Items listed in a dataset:
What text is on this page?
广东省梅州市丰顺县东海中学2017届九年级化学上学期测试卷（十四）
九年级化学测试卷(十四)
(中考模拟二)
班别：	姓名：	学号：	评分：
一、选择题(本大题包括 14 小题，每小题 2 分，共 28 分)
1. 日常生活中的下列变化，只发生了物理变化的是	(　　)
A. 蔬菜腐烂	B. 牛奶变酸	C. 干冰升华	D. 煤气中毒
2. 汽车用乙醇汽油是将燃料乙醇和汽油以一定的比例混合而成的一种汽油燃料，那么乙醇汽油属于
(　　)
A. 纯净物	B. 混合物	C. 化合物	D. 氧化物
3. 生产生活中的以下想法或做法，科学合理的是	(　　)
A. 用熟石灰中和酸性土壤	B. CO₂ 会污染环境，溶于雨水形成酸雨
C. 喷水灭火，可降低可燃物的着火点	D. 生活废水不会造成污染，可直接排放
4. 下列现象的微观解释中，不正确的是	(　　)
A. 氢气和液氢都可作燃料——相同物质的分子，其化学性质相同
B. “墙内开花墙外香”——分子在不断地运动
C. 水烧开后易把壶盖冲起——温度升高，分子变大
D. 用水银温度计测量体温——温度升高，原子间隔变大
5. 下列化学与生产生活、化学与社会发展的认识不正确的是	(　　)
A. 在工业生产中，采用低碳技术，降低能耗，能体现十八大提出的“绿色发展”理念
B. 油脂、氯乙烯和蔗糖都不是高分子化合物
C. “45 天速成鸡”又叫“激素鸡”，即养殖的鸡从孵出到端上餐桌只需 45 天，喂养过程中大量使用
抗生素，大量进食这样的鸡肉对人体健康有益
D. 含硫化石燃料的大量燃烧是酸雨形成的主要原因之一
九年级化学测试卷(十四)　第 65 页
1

### WHAT THE TASK REQUIRES:
Retype every entry word for word.

### TASK SOLUTION:
What text is on this page?
广东省梅州市丰顺县东海中学2017届九年级化学上学期测试卷（十四）
九年级化学测试卷(十四)
(中考模拟二)
班别：	姓名：	学号：	评分：
一、选择题(本大题包括 14 小题，每小题 2 分，共 28 分)
1. 日常生活中的下列变化，只发生了物理变化的是	(　　)
A. 蔬菜腐烂	B. 牛奶变酸	C. 干冰升华	D. 煤气中毒
2. 汽车用乙醇汽油是将燃料乙醇和汽油以一定的比例混合而成的一种汽油燃料，那么乙醇汽油属于
(　　)
A. 纯净物	B. 混合物	C. 化合物	D. 氧化物
3. 生产生活中的以下想法或做法，科学合理的是	(　　)
A. 用熟石灰中和酸性土壤	B. CO₂ 会污染环境，溶于雨水形成酸雨
C. 喷水灭火，可降低可燃物的着火点	D. 生活废水不会造成污染，可直接排放
4. 下列现象的微观解释中，不正确的是	(　　)
A. 氢气和液氢都可作燃料——相同物质的分子，其化学性质相同
B. “墙内开花墙外香”——分子在不断地运动
C. 水烧开后易把壶盖冲起——温度升高，分子变大
D. 用水银温度计测量体温——温度升高，原子间隔变大
5. 下列化学与生产生活、化学与社会发展的认识不正确的是	(　　)
A. 在工业生产中，采用低碳技术，降低能耗，能体现十八大提出的“绿色发展”理念
B. 油脂、氯乙烯和蔗糖都不是高分子化合物
C. “45 天速成鸡”又叫“激素鸡”，即养殖的鸡从孵出到端上餐桌只需 45 天，喂养过程中大量使用
抗生素，大量进食这样的鸡肉对人体健康有益
D. 含硫化石燃料的大量燃烧是酸雨形成的主要原因之一
九年级化学测试卷(十四)　第 65 页
1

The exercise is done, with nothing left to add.